* _DATA SECTION_
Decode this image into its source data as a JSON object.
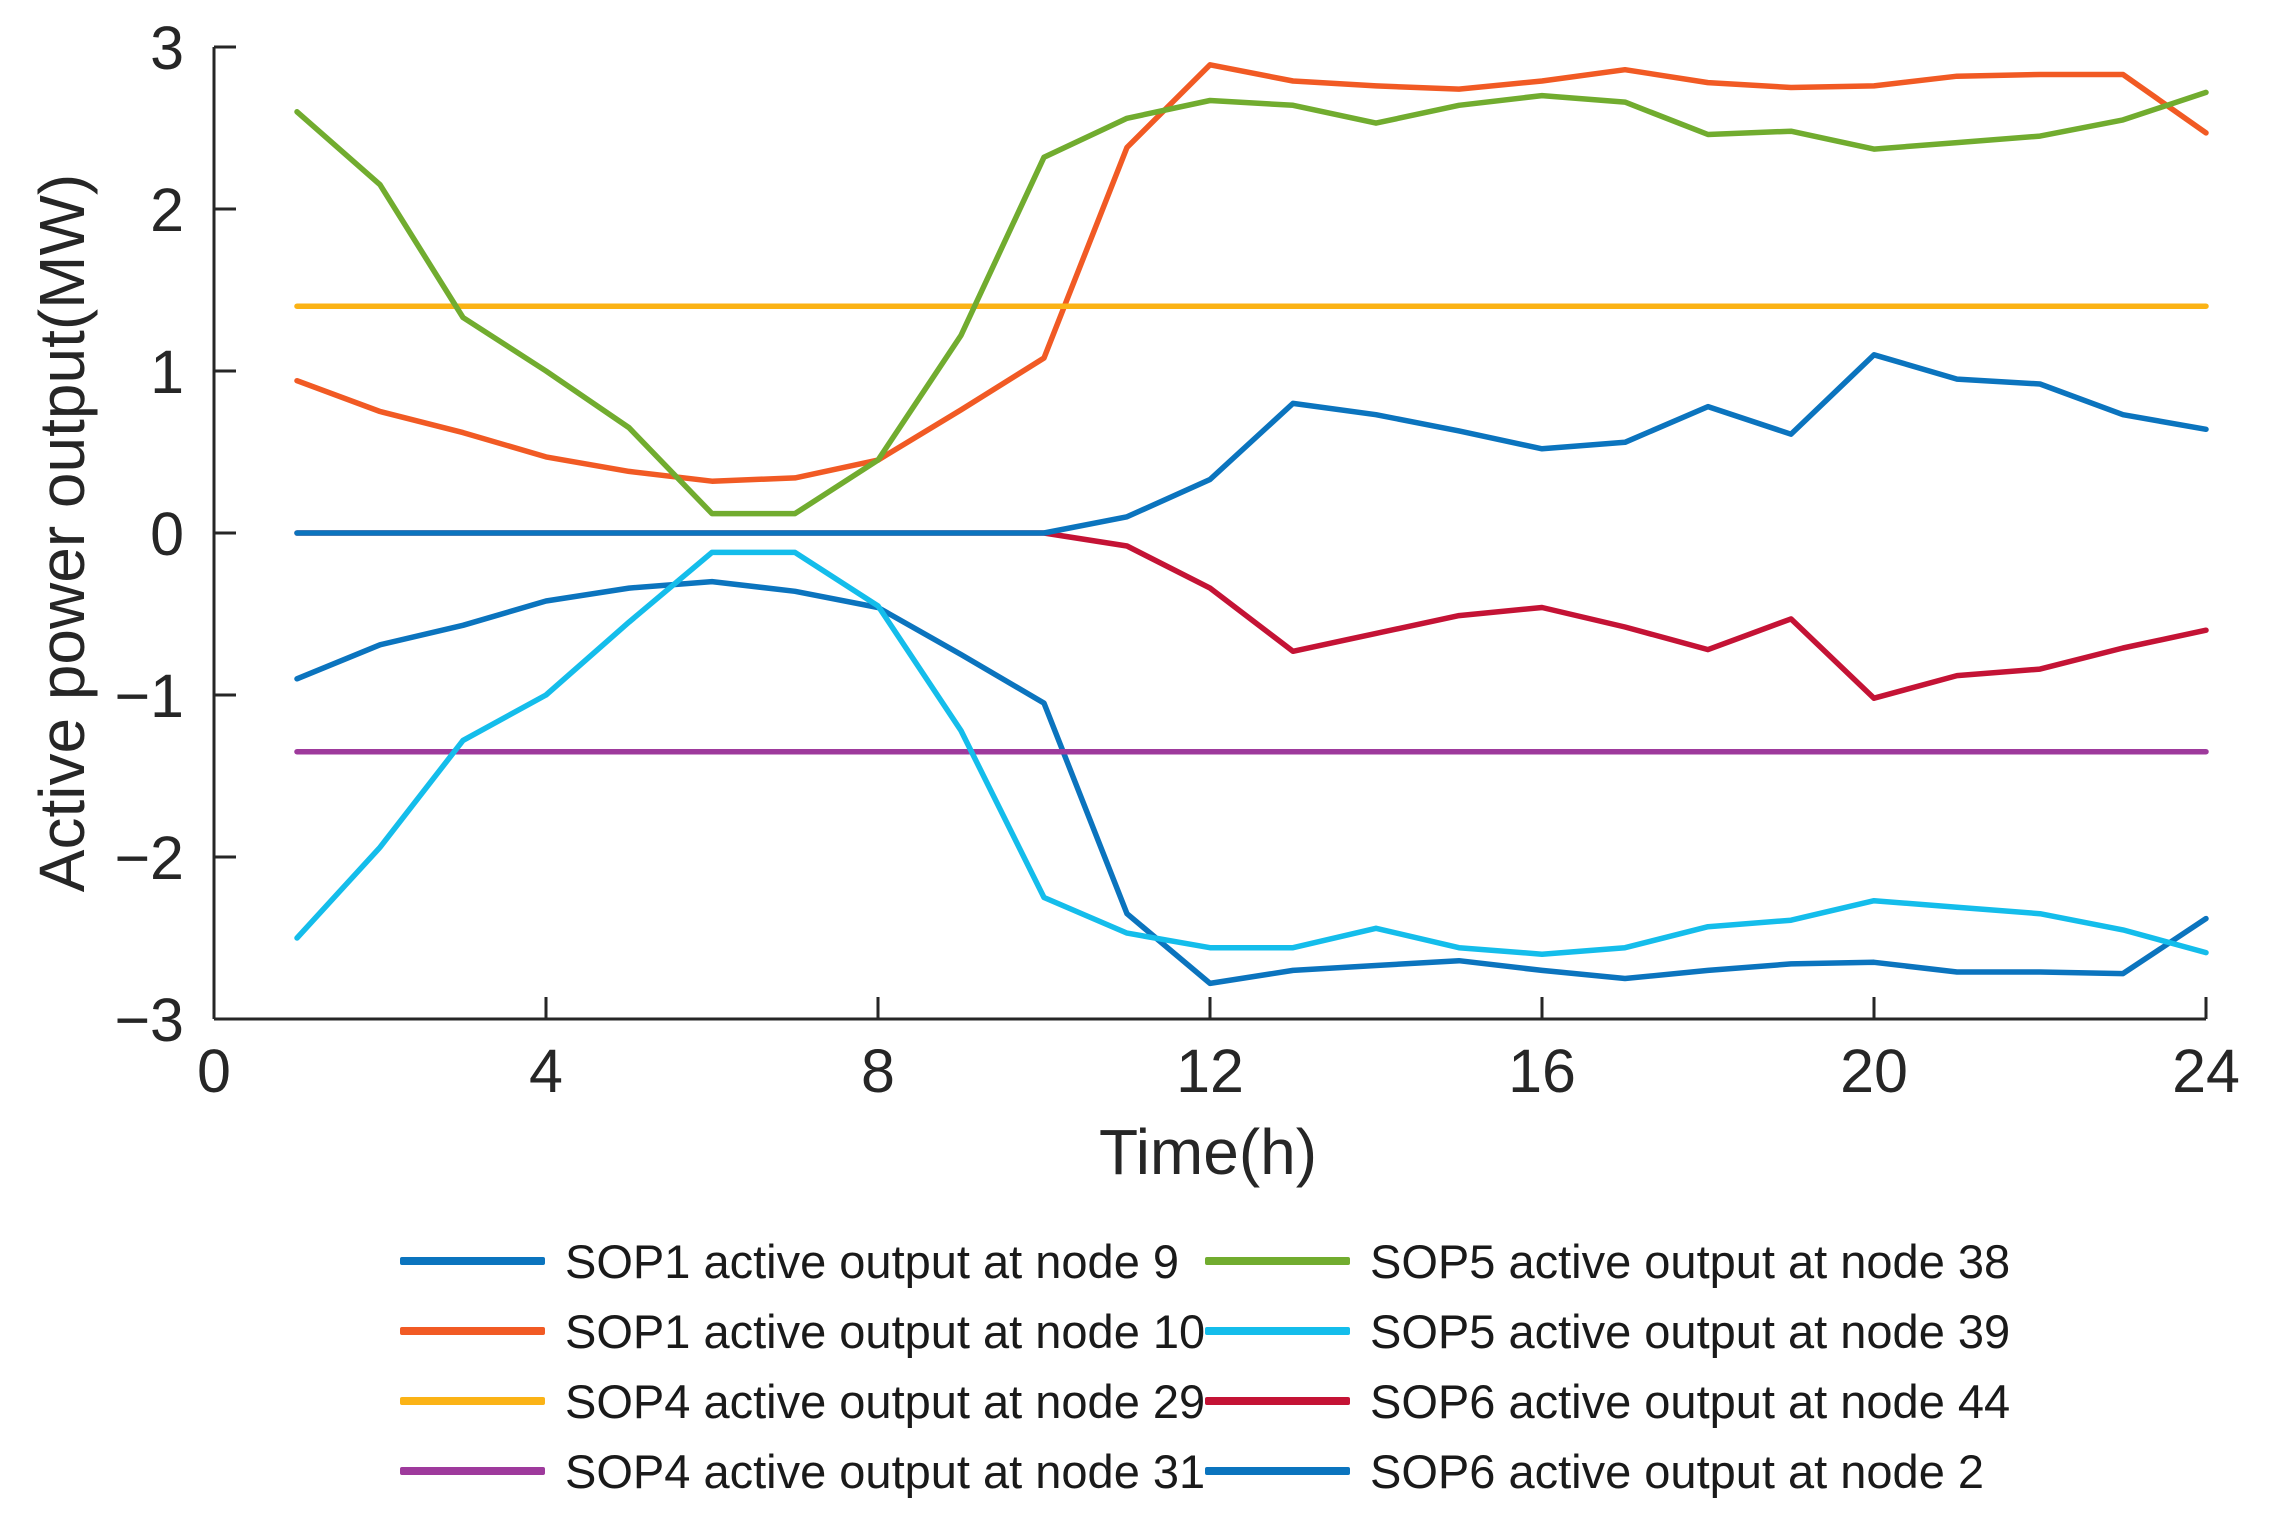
{
  "figure": {
    "background": "#ffffff",
    "axis_color": "#262626",
    "text_color": "#262626"
  },
  "chart_data": {
    "type": "line",
    "title": "",
    "xlabel": "Time(h)",
    "ylabel": "Active power output(MW)",
    "xlim": [
      0,
      24
    ],
    "ylim": [
      -3,
      3
    ],
    "grid": false,
    "legend_position": "below-two-columns",
    "x_tick_values": [
      0,
      4,
      8,
      12,
      16,
      20,
      24
    ],
    "x_tick_labels": [
      "0",
      "4",
      "8",
      "12",
      "16",
      "20",
      "24"
    ],
    "y_tick_values": [
      3,
      2,
      1,
      0,
      -1,
      -2,
      -3
    ],
    "y_tick_labels": [
      "3",
      "2",
      "1",
      "0",
      "−1",
      "−2",
      "−3"
    ],
    "x": [
      1,
      2,
      3,
      4,
      5,
      6,
      7,
      8,
      9,
      10,
      11,
      12,
      13,
      14,
      15,
      16,
      17,
      18,
      19,
      20,
      21,
      22,
      23,
      24
    ],
    "series": [
      {
        "id": "sop1-node9",
        "label": "SOP1 active output at node 9",
        "color": "#0b74be",
        "values": [
          -0.9,
          -0.69,
          -0.57,
          -0.42,
          -0.34,
          -0.3,
          -0.36,
          -0.46,
          -0.75,
          -1.05,
          -2.35,
          -2.78,
          -2.7,
          -2.67,
          -2.64,
          -2.7,
          -2.75,
          -2.7,
          -2.66,
          -2.65,
          -2.71,
          -2.71,
          -2.72,
          -2.38
        ]
      },
      {
        "id": "sop1-node10",
        "label": "SOP1 active output at node 10",
        "color": "#f15a24",
        "values": [
          0.94,
          0.75,
          0.62,
          0.47,
          0.38,
          0.32,
          0.34,
          0.45,
          0.76,
          1.08,
          2.38,
          2.89,
          2.79,
          2.76,
          2.74,
          2.79,
          2.86,
          2.78,
          2.75,
          2.76,
          2.82,
          2.83,
          2.83,
          2.47
        ]
      },
      {
        "id": "sop4-node29",
        "label": "SOP4 active output at node 29",
        "color": "#fbb316",
        "values": [
          1.4,
          1.4,
          1.4,
          1.4,
          1.4,
          1.4,
          1.4,
          1.4,
          1.4,
          1.4,
          1.4,
          1.4,
          1.4,
          1.4,
          1.4,
          1.4,
          1.4,
          1.4,
          1.4,
          1.4,
          1.4,
          1.4,
          1.4,
          1.4
        ]
      },
      {
        "id": "sop4-node31",
        "label": "SOP4 active output at node 31",
        "color": "#9e3a9c",
        "values": [
          -1.35,
          -1.35,
          -1.35,
          -1.35,
          -1.35,
          -1.35,
          -1.35,
          -1.35,
          -1.35,
          -1.35,
          -1.35,
          -1.35,
          -1.35,
          -1.35,
          -1.35,
          -1.35,
          -1.35,
          -1.35,
          -1.35,
          -1.35,
          -1.35,
          -1.35,
          -1.35,
          -1.35
        ]
      },
      {
        "id": "sop5-node38",
        "label": "SOP5 active output at node 38",
        "color": "#71ac2f",
        "values": [
          2.6,
          2.15,
          1.33,
          1.0,
          0.65,
          0.12,
          0.12,
          0.45,
          1.22,
          2.32,
          2.56,
          2.67,
          2.64,
          2.53,
          2.64,
          2.7,
          2.66,
          2.46,
          2.48,
          2.37,
          2.41,
          2.45,
          2.55,
          2.72
        ]
      },
      {
        "id": "sop5-node39",
        "label": "SOP5 active output at node 39",
        "color": "#14bdeb",
        "values": [
          -2.5,
          -1.94,
          -1.28,
          -1.0,
          -0.55,
          -0.12,
          -0.12,
          -0.45,
          -1.22,
          -2.25,
          -2.47,
          -2.56,
          -2.56,
          -2.44,
          -2.56,
          -2.6,
          -2.56,
          -2.43,
          -2.39,
          -2.27,
          -2.31,
          -2.35,
          -2.45,
          -2.59
        ]
      },
      {
        "id": "sop6-node44",
        "label": "SOP6 active output at node 44",
        "color": "#c41335",
        "values": [
          0.0,
          0.0,
          0.0,
          0.0,
          0.0,
          0.0,
          0.0,
          0.0,
          0.0,
          0.0,
          -0.08,
          -0.34,
          -0.73,
          -0.62,
          -0.51,
          -0.46,
          -0.58,
          -0.72,
          -0.53,
          -1.02,
          -0.88,
          -0.84,
          -0.71,
          -0.6
        ]
      },
      {
        "id": "sop6-node2",
        "label": "SOP6 active output at node 2",
        "color": "#0b74be",
        "values": [
          0.0,
          0.0,
          0.0,
          0.0,
          0.0,
          0.0,
          0.0,
          0.0,
          0.0,
          0.0,
          0.1,
          0.33,
          0.8,
          0.73,
          0.63,
          0.52,
          0.56,
          0.78,
          0.61,
          1.1,
          0.95,
          0.92,
          0.73,
          0.64
        ]
      }
    ]
  }
}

* _WHAT TO PRODUCE_
Looking at the material above, count the lines containing the string "output" and reply with the count alone.

* _FULL SOLUTION_
9